RAW RECORDS:
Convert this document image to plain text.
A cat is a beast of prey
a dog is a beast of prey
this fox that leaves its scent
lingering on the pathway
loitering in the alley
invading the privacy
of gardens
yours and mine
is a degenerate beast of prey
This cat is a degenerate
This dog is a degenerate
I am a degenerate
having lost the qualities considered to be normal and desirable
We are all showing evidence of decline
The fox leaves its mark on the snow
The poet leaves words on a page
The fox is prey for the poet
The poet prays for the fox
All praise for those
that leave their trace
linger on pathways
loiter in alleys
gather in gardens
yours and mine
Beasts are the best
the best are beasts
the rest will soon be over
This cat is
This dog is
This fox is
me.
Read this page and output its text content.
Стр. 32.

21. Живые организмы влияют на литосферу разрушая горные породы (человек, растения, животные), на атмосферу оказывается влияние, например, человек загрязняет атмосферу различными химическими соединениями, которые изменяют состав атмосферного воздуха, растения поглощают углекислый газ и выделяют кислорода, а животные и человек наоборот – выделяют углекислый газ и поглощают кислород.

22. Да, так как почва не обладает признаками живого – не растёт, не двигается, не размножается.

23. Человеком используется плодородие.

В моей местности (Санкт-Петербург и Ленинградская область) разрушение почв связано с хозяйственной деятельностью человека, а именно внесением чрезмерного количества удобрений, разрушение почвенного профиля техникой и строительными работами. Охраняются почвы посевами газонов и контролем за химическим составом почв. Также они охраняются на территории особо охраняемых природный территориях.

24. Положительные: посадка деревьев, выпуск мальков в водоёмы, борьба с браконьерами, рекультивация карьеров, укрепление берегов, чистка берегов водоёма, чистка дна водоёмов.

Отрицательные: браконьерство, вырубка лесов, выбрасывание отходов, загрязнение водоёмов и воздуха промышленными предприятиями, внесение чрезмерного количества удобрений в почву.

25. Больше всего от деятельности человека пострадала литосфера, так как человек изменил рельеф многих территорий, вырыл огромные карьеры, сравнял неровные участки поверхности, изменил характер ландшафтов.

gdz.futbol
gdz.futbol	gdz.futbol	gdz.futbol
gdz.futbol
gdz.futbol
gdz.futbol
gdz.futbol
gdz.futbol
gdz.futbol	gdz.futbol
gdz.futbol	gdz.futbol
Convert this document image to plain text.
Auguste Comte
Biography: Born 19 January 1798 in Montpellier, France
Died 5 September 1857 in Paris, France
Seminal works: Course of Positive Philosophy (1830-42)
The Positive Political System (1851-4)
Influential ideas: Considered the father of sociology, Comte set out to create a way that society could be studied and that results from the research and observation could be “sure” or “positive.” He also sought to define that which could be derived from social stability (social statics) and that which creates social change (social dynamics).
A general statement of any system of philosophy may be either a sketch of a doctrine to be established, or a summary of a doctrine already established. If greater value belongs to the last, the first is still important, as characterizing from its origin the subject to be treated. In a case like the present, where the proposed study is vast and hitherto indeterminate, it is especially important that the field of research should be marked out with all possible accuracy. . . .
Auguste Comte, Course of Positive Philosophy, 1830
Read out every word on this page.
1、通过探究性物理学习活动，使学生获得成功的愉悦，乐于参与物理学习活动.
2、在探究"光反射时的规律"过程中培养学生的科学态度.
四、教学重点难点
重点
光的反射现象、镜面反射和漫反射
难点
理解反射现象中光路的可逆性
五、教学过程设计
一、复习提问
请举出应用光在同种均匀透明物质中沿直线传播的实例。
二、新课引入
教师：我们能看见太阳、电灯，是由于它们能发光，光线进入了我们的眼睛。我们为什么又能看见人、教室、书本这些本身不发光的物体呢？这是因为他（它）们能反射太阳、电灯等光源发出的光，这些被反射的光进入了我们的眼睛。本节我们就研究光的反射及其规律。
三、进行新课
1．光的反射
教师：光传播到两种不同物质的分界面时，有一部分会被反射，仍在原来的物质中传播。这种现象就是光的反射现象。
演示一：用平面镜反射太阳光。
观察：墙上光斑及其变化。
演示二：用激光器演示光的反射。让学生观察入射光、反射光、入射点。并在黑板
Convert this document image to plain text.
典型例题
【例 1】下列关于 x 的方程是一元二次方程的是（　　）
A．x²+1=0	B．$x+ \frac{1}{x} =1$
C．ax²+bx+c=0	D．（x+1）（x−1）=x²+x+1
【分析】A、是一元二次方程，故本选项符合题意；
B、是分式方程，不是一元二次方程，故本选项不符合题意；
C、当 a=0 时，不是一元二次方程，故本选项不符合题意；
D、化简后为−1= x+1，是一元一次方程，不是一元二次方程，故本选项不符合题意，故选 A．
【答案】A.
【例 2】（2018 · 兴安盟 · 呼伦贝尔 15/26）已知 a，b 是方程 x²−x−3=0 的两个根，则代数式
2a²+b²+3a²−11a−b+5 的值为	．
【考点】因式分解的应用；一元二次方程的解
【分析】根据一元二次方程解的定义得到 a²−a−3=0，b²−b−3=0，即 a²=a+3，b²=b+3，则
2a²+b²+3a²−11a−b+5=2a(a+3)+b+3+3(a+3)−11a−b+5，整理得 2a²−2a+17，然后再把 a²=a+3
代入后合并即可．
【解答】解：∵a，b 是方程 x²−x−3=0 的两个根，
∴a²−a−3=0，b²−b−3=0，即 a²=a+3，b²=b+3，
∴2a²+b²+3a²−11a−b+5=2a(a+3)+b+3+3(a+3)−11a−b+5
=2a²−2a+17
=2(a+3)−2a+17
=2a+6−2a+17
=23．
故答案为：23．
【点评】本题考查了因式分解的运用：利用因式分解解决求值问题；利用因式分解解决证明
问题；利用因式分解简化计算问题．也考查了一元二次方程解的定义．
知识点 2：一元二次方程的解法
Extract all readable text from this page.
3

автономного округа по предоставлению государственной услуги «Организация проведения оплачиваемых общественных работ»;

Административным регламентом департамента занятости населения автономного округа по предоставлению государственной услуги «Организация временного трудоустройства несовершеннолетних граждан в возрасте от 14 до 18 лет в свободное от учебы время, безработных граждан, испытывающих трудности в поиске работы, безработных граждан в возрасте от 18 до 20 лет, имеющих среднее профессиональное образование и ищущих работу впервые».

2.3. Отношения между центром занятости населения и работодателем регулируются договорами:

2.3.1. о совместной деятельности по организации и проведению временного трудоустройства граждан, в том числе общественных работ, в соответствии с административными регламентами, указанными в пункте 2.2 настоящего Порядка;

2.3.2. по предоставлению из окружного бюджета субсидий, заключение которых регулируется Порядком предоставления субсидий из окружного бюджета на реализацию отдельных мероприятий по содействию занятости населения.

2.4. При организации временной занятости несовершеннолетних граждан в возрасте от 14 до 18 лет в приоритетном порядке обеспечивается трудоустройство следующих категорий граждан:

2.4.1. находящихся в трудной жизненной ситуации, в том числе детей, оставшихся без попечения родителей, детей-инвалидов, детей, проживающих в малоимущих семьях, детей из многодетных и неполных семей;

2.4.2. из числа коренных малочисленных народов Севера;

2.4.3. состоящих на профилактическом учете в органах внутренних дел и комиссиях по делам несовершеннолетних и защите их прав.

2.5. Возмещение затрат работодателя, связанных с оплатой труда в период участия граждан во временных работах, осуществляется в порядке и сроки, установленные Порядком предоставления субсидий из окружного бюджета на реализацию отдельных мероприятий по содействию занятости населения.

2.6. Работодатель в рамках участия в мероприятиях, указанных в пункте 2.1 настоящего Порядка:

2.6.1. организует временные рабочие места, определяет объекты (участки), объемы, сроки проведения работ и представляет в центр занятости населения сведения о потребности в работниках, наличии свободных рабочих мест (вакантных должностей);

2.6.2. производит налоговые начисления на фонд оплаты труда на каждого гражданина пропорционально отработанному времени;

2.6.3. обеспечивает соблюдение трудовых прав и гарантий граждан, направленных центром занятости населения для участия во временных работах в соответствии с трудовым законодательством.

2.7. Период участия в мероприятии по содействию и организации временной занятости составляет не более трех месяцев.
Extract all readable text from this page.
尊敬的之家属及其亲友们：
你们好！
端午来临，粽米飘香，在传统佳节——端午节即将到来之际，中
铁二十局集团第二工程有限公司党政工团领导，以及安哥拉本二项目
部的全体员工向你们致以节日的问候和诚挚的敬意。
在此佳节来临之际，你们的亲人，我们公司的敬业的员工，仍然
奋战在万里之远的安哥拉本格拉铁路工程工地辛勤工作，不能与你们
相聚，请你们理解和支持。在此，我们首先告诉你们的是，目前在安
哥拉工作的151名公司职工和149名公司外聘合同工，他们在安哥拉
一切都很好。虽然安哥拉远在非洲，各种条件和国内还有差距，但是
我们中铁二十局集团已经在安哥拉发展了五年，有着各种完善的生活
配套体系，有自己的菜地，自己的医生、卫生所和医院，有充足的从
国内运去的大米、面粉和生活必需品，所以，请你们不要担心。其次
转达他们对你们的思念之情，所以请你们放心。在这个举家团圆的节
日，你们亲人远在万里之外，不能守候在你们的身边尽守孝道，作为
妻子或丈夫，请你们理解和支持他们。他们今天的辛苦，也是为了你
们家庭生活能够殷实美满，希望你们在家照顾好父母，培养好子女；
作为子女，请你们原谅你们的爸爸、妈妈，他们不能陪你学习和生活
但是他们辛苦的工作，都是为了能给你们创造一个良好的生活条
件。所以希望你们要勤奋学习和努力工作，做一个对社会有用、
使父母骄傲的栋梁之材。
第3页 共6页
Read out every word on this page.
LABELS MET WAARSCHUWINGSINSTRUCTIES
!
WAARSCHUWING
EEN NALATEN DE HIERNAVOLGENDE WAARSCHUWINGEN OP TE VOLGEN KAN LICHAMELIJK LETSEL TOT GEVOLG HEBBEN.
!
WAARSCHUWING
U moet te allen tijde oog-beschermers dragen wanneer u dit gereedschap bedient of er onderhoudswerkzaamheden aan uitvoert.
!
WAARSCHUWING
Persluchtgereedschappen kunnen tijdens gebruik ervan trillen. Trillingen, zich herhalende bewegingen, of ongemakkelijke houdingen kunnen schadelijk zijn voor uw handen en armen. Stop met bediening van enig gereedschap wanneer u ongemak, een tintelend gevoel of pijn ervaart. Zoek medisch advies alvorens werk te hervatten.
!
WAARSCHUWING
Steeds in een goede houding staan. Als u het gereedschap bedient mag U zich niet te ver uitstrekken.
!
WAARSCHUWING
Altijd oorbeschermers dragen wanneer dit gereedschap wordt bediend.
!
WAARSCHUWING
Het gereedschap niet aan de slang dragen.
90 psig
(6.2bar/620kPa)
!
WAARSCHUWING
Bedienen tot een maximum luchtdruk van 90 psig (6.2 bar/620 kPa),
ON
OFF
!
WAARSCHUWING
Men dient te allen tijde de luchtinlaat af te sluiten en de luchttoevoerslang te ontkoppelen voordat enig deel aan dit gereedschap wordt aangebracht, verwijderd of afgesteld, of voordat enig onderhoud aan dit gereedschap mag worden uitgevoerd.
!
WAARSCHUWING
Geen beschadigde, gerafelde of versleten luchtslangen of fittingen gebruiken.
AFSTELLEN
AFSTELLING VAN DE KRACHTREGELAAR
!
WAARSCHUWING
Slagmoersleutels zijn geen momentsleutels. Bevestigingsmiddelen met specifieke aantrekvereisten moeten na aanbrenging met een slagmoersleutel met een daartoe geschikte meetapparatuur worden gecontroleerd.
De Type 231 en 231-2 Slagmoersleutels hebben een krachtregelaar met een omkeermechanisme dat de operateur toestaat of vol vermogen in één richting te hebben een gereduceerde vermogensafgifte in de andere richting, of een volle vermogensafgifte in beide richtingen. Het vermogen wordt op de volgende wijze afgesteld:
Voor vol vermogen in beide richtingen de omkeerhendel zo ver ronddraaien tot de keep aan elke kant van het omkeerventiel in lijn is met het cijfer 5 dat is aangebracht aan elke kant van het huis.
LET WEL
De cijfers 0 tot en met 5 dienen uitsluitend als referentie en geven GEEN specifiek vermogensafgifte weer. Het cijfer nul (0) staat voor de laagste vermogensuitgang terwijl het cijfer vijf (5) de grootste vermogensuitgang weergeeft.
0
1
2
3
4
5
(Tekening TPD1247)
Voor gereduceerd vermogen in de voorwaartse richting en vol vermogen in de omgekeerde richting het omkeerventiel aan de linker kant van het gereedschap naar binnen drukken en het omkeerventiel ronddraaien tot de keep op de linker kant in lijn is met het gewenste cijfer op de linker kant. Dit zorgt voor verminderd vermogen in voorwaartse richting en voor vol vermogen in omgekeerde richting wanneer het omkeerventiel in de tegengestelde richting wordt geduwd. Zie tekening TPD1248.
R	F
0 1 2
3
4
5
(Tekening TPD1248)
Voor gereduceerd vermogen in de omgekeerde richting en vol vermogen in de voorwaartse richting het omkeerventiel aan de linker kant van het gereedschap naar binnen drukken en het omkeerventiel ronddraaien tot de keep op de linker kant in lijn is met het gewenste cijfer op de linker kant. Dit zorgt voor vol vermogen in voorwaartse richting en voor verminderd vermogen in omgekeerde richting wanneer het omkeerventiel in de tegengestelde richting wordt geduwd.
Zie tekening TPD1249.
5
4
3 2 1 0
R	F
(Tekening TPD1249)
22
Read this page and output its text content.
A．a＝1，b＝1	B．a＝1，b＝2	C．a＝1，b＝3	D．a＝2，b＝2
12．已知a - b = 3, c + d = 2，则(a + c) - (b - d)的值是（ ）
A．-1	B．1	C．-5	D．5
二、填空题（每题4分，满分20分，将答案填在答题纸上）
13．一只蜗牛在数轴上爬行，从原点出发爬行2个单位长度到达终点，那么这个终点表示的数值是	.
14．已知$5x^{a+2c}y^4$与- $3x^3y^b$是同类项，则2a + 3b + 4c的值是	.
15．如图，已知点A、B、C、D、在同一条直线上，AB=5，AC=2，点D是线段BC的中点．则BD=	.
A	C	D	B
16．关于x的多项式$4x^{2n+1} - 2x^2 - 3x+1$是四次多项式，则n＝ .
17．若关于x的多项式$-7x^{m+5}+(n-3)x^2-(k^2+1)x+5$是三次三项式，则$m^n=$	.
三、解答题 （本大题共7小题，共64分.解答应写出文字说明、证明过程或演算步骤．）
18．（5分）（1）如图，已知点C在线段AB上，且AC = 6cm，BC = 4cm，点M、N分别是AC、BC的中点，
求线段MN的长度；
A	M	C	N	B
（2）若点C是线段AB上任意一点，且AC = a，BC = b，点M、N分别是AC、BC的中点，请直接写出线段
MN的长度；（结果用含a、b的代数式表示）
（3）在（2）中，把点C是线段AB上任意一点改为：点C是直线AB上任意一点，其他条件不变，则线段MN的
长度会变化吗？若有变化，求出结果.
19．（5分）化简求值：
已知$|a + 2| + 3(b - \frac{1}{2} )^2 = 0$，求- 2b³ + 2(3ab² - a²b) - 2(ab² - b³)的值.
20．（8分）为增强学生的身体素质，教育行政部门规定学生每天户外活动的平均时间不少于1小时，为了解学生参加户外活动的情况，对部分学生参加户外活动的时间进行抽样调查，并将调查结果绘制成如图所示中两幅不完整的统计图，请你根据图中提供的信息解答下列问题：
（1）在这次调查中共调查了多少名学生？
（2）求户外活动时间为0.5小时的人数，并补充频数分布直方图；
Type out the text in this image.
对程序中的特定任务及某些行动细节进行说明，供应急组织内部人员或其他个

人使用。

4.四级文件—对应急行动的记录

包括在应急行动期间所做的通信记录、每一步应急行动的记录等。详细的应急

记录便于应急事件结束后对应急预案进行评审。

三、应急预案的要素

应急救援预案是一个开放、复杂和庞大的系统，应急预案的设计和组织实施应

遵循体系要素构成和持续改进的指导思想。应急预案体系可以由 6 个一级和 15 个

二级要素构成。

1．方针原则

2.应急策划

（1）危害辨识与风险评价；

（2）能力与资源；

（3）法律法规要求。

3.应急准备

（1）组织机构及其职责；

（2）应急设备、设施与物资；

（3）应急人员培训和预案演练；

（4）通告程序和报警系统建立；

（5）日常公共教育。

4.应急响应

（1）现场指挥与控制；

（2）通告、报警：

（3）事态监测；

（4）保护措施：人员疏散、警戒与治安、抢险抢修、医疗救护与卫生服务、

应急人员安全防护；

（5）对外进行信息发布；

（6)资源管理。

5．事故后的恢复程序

GIVEN PROBLEM:
Copy out the lines that hold "государственной".

CORRECT OUTPUT:
автономного округа по предоставлению государственной услуги «Организация проведения оплачиваемых общественных работ»;
Административным регламентом департамента занятости населения автономного округа по предоставлению государственной услуги «Организация временного трудоустройства несовершеннолетних граждан в возрасте от 14 до 18 лет в свободное от учебы время, безработных граждан, испытывающих трудности в поиске работы, безработных граждан в возрасте от 18 до 20 лет, имеющих среднее профессиональное образование и ищущих работу впервые».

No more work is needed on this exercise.